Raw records
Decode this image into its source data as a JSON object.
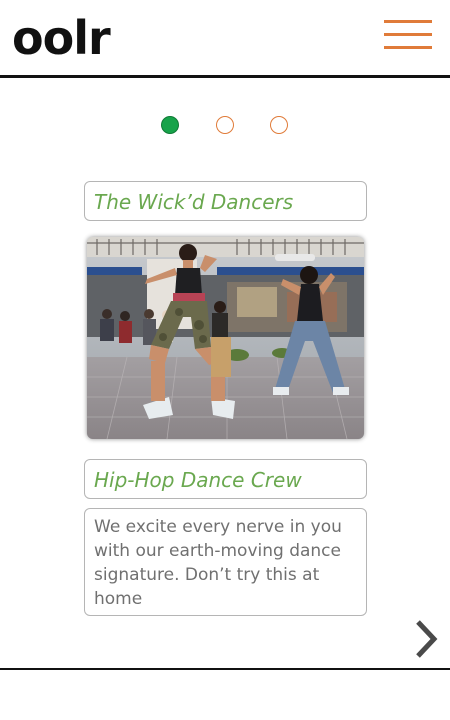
{
  "app": {
    "logo": "oolr"
  },
  "colors": {
    "accent": "#e07b39",
    "active_dot": "#17a34a",
    "title_green": "#6aa84f"
  },
  "carousel": {
    "slide_count": 3,
    "active_index": 0
  },
  "slide": {
    "title": "The Wick’d Dancers",
    "image_icon": "dance-photo",
    "subtitle": "Hip-Hop Dance Crew",
    "description": "We excite every nerve in you with our earth-moving dance signature. Don’t try this at home"
  },
  "nav": {
    "menu_icon": "hamburger-menu-icon",
    "next_icon": "chevron-right-icon"
  }
}
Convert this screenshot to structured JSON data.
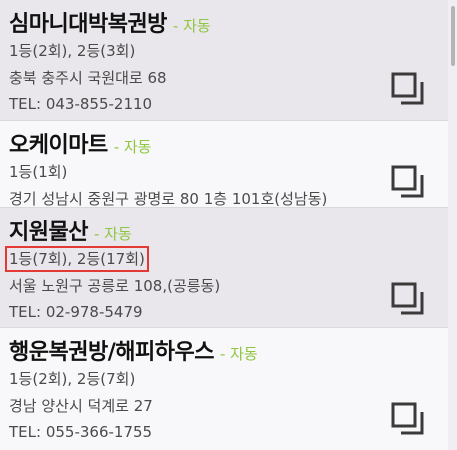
{
  "stores": [
    {
      "name": "심마니대박복권방",
      "auto_label": "- 자동",
      "wins": "1등(2회), 2등(3회)",
      "address": "충북 충주시 국원대로 68",
      "phone": "TEL: 043-855-2110",
      "copy_icon": "copy-icon"
    },
    {
      "name": "오케이마트",
      "auto_label": "- 자동",
      "wins": "1등(1회)",
      "address": "경기 성남시 중원구 광명로 80 1층 101호(성남동)",
      "phone": "",
      "copy_icon": "copy-icon"
    },
    {
      "name": "지원물산",
      "auto_label": "- 자동",
      "wins": "1등(7회), 2등(17회)",
      "address": "서울 노원구 공릉로 108,(공릉동)",
      "phone": "TEL: 02-978-5479",
      "copy_icon": "copy-icon"
    },
    {
      "name": "행운복권방/해피하우스",
      "auto_label": "- 자동",
      "wins": "1등(2회), 2등(7회)",
      "address": "경남 양산시 덕계로 27",
      "phone": "TEL: 055-366-1755",
      "copy_icon": "copy-icon"
    }
  ],
  "colors": {
    "auto_label": "#8ec63f",
    "highlight_box": "#e53935",
    "name_text": "#111111",
    "detail_text": "#4a4a4a"
  }
}
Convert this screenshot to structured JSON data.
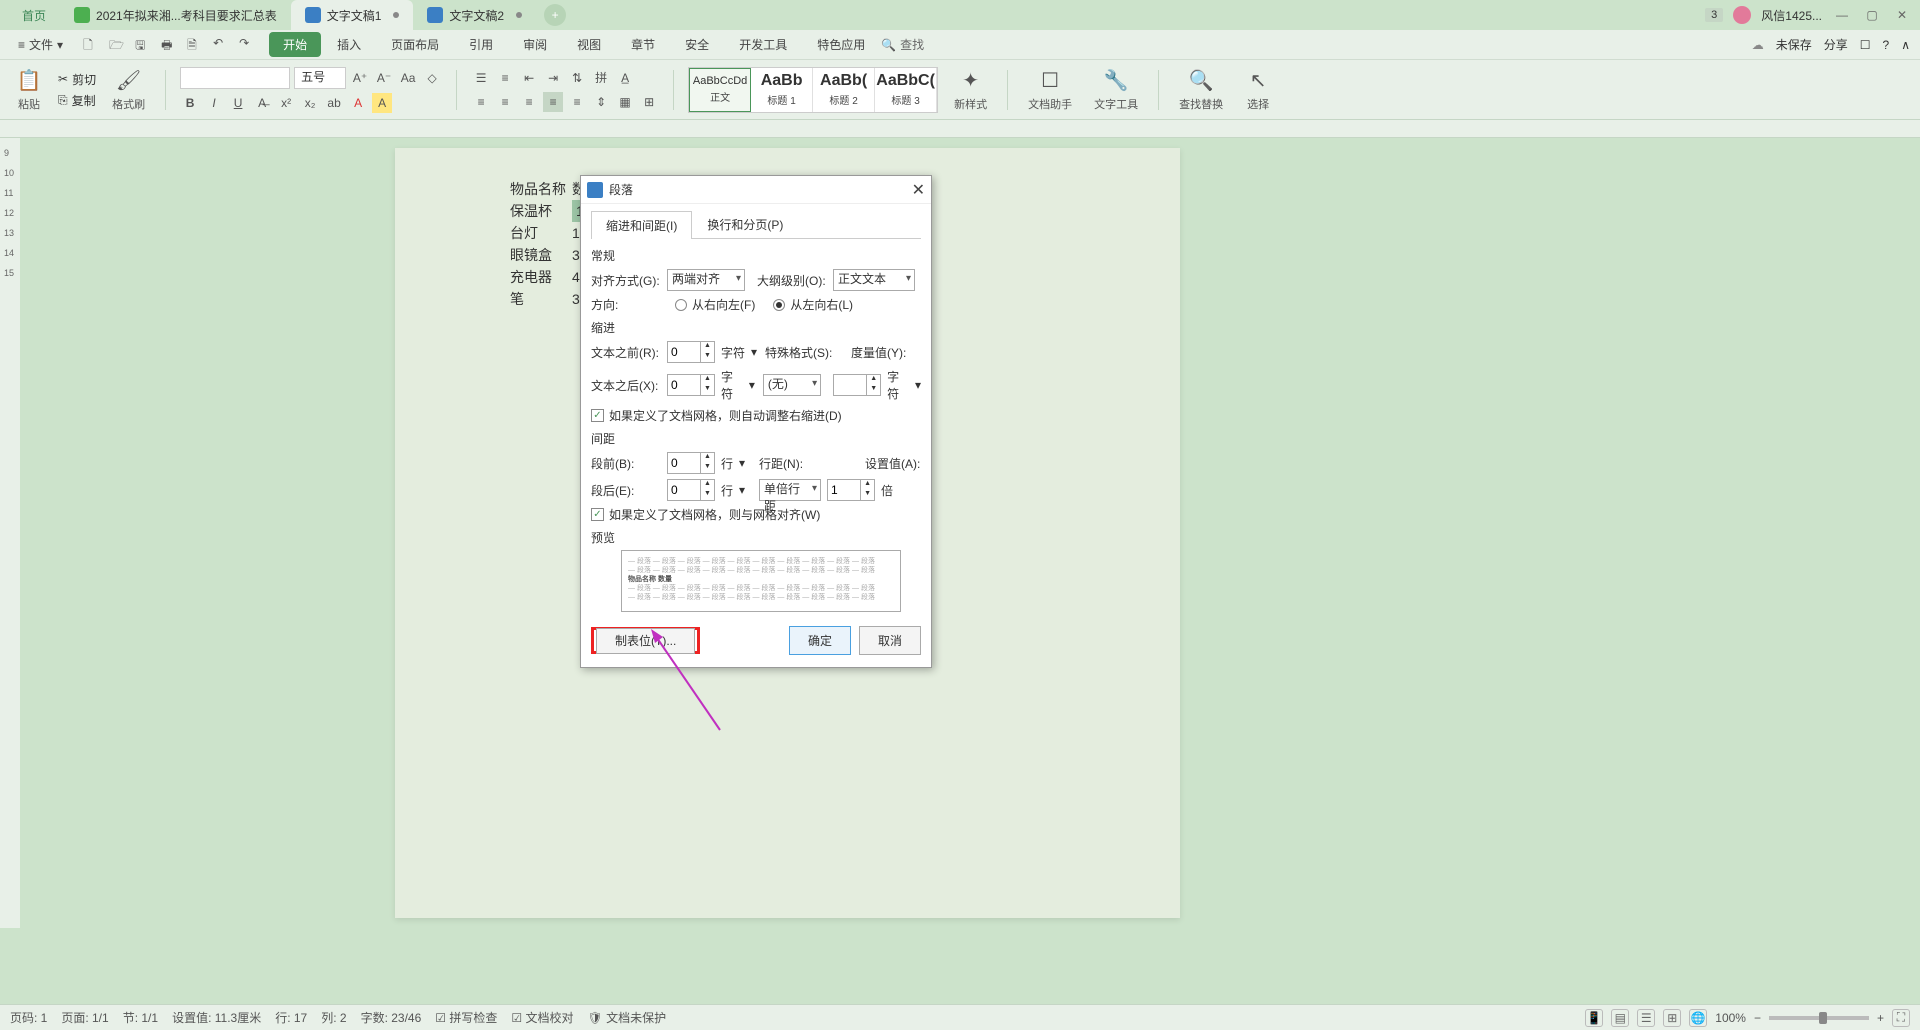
{
  "tabs": {
    "home": "首页",
    "tab1": "2021年拟来湘...考科目要求汇总表",
    "tab2": "文字文稿1",
    "tab3": "文字文稿2",
    "badge": "3",
    "user": "风信1425..."
  },
  "menu": {
    "file": "文件",
    "items": [
      "开始",
      "插入",
      "页面布局",
      "引用",
      "审阅",
      "视图",
      "章节",
      "安全",
      "开发工具",
      "特色应用"
    ],
    "search_placeholder": "查找",
    "unsaved": "未保存",
    "share": "分享"
  },
  "ribbon": {
    "paste": "粘贴",
    "cut": "剪切",
    "copy": "复制",
    "format_painter": "格式刷",
    "font_size": "五号",
    "styles": [
      {
        "preview": "AaBbCcDd",
        "name": "正文"
      },
      {
        "preview": "AaBb",
        "name": "标题 1"
      },
      {
        "preview": "AaBb(",
        "name": "标题 2"
      },
      {
        "preview": "AaBbC(",
        "name": "标题 3"
      }
    ],
    "new_style": "新样式",
    "doc_assistant": "文档助手",
    "text_tools": "文字工具",
    "find_replace": "查找替换",
    "select": "选择"
  },
  "doc": {
    "rows": [
      {
        "c1": "物品名称",
        "c2": "数",
        "hi": false
      },
      {
        "c1": "保温杯",
        "c2": "1",
        "hi": true
      },
      {
        "c1": "台灯",
        "c2": "1",
        "hi": false
      },
      {
        "c1": "眼镜盒",
        "c2": "3",
        "hi": false
      },
      {
        "c1": "充电器",
        "c2": "4",
        "hi": false
      },
      {
        "c1": "笔",
        "c2": "3",
        "hi": false
      }
    ]
  },
  "dialog": {
    "title": "段落",
    "tabs": [
      "缩进和间距(I)",
      "换行和分页(P)"
    ],
    "section_general": "常规",
    "alignment_label": "对齐方式(G):",
    "alignment_value": "两端对齐",
    "outline_label": "大纲级别(O):",
    "outline_value": "正文文本",
    "direction_label": "方向:",
    "dir_rtl": "从右向左(F)",
    "dir_ltr": "从左向右(L)",
    "section_indent": "缩进",
    "before_text_label": "文本之前(R):",
    "before_text_value": "0",
    "after_text_label": "文本之后(X):",
    "after_text_value": "0",
    "char_unit": "字符",
    "special_label": "特殊格式(S):",
    "special_value": "(无)",
    "measure_label": "度量值(Y):",
    "auto_indent_chk": "如果定义了文档网格，则自动调整右缩进(D)",
    "section_spacing": "间距",
    "before_p_label": "段前(B):",
    "before_p_value": "0",
    "after_p_label": "段后(E):",
    "after_p_value": "0",
    "line_unit": "行",
    "line_spacing_label": "行距(N):",
    "line_spacing_value": "单倍行距",
    "set_value_label": "设置值(A):",
    "set_value": "1",
    "times_unit": "倍",
    "snap_grid_chk": "如果定义了文档网格，则与网格对齐(W)",
    "section_preview": "预览",
    "preview_text": "物品名称 数量",
    "tab_stops_btn": "制表位(T)...",
    "ok_btn": "确定",
    "cancel_btn": "取消"
  },
  "status": {
    "page_label": "页码: 1",
    "pages": "页面: 1/1",
    "section": "节: 1/1",
    "set_value": "设置值: 11.3厘米",
    "line": "行: 17",
    "column": "列: 2",
    "chars": "字数: 23/46",
    "spell": "拼写检查",
    "proof": "文档校对",
    "protect": "文档未保护",
    "zoom": "100%"
  }
}
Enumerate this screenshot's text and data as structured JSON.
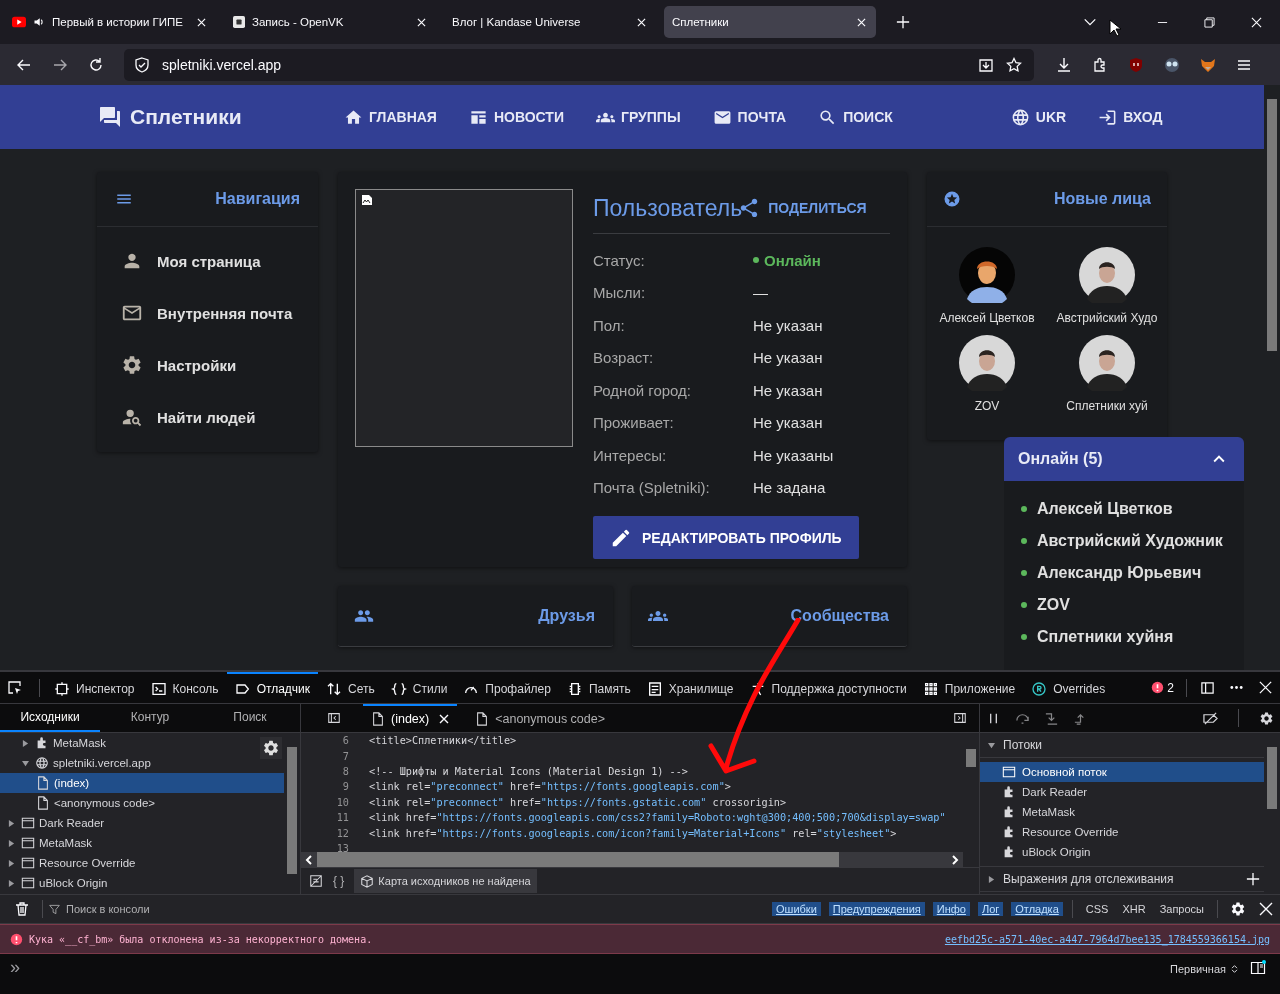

__DIRECTIONS FOR THIS TASK__: Keep the pictures out of the copy and return the rest of the data above exactly.

__COMPLETED TASK__:
Decode this image into its source data as a JSON object.
{
  "app": {
    "logo": "oolr"
  },
  "colors": {
    "accent": "#e07b39",
    "active_dot": "#17a34a",
    "title_green": "#6aa84f"
  },
  "carousel": {
    "slide_count": 3,
    "active_index": 0
  },
  "slide": {
    "title": "The Wick’d Dancers",
    "image_icon": "dance-photo",
    "subtitle": "Hip-Hop Dance Crew",
    "description": "We excite every nerve in you with our earth-moving dance signature. Don’t try this at home"
  },
  "nav": {
    "menu_icon": "hamburger-menu-icon",
    "next_icon": "chevron-right-icon"
  }
}
Convert this screenshot to structured JSON data.
{
  "stores": [
    {
      "name": "심마니대박복권방",
      "auto_label": "- 자동",
      "wins": "1등(2회), 2등(3회)",
      "address": "충북 충주시 국원대로 68",
      "phone": "TEL: 043-855-2110",
      "copy_icon": "copy-icon"
    },
    {
      "name": "오케이마트",
      "auto_label": "- 자동",
      "wins": "1등(1회)",
      "address": "경기 성남시 중원구 광명로 80 1층 101호(성남동)",
      "phone": "",
      "copy_icon": "copy-icon"
    },
    {
      "name": "지원물산",
      "auto_label": "- 자동",
      "wins": "1등(7회), 2등(17회)",
      "address": "서울 노원구 공릉로 108,(공릉동)",
      "phone": "TEL: 02-978-5479",
      "copy_icon": "copy-icon"
    },
    {
      "name": "행운복권방/해피하우스",
      "auto_label": "- 자동",
      "wins": "1등(2회), 2등(7회)",
      "address": "경남 양산시 덕계로 27",
      "phone": "TEL: 055-366-1755",
      "copy_icon": "copy-icon"
    }
  ],
  "colors": {
    "auto_label": "#8ec63f",
    "highlight_box": "#e53935",
    "name_text": "#111111",
    "detail_text": "#4a4a4a"
  }
}
Convert this screenshot to structured JSON data.
{
  "tabs": {
    "home": "首页",
    "tab1": "2021年拟来湘...考科目要求汇总表",
    "tab2": "文字文稿1",
    "tab3": "文字文稿2",
    "badge": "3",
    "user": "风信1425..."
  },
  "menu": {
    "file": "文件",
    "items": [
      "开始",
      "插入",
      "页面布局",
      "引用",
      "审阅",
      "视图",
      "章节",
      "安全",
      "开发工具",
      "特色应用"
    ],
    "search_placeholder": "查找",
    "unsaved": "未保存",
    "share": "分享"
  },
  "ribbon": {
    "paste": "粘贴",
    "cut": "剪切",
    "copy": "复制",
    "format_painter": "格式刷",
    "font_size": "五号",
    "styles": [
      {
        "preview": "AaBbCcDd",
        "name": "正文"
      },
      {
        "preview": "AaBb",
        "name": "标题 1"
      },
      {
        "preview": "AaBb(",
        "name": "标题 2"
      },
      {
        "preview": "AaBbC(",
        "name": "标题 3"
      }
    ],
    "new_style": "新样式",
    "doc_assistant": "文档助手",
    "text_tools": "文字工具",
    "find_replace": "查找替换",
    "select": "选择"
  },
  "doc": {
    "rows": [
      {
        "c1": "物品名称",
        "c2": "数",
        "hi": false
      },
      {
        "c1": "保温杯",
        "c2": "1",
        "hi": true
      },
      {
        "c1": "台灯",
        "c2": "1",
        "hi": false
      },
      {
        "c1": "眼镜盒",
        "c2": "3",
        "hi": false
      },
      {
        "c1": "充电器",
        "c2": "4",
        "hi": false
      },
      {
        "c1": "笔",
        "c2": "3",
        "hi": false
      }
    ]
  },
  "dialog": {
    "title": "段落",
    "tabs": [
      "缩进和间距(I)",
      "换行和分页(P)"
    ],
    "section_general": "常规",
    "alignment_label": "对齐方式(G):",
    "alignment_value": "两端对齐",
    "outline_label": "大纲级别(O):",
    "outline_value": "正文文本",
    "direction_label": "方向:",
    "dir_rtl": "从右向左(F)",
    "dir_ltr": "从左向右(L)",
    "section_indent": "缩进",
    "before_text_label": "文本之前(R):",
    "before_text_value": "0",
    "after_text_label": "文本之后(X):",
    "after_text_value": "0",
    "char_unit": "字符",
    "special_label": "特殊格式(S):",
    "special_value": "(无)",
    "measure_label": "度量值(Y):",
    "auto_indent_chk": "如果定义了文档网格，则自动调整右缩进(D)",
    "section_spacing": "间距",
    "before_p_label": "段前(B):",
    "before_p_value": "0",
    "after_p_label": "段后(E):",
    "after_p_value": "0",
    "line_unit": "行",
    "line_spacing_label": "行距(N):",
    "line_spacing_value": "单倍行距",
    "set_value_label": "设置值(A):",
    "set_value": "1",
    "times_unit": "倍",
    "snap_grid_chk": "如果定义了文档网格，则与网格对齐(W)",
    "section_preview": "预览",
    "preview_text": "物品名称 数量",
    "tab_stops_btn": "制表位(T)...",
    "ok_btn": "确定",
    "cancel_btn": "取消"
  },
  "status": {
    "page_label": "页码: 1",
    "pages": "页面: 1/1",
    "section": "节: 1/1",
    "set_value": "设置值: 11.3厘米",
    "line": "行: 17",
    "column": "列: 2",
    "chars": "字数: 23/46",
    "spell": "拼写检查",
    "proof": "文档校对",
    "protect": "文档未保护",
    "zoom": "100%"
  }
}
Enumerate this screenshot's text and data as structured JSON.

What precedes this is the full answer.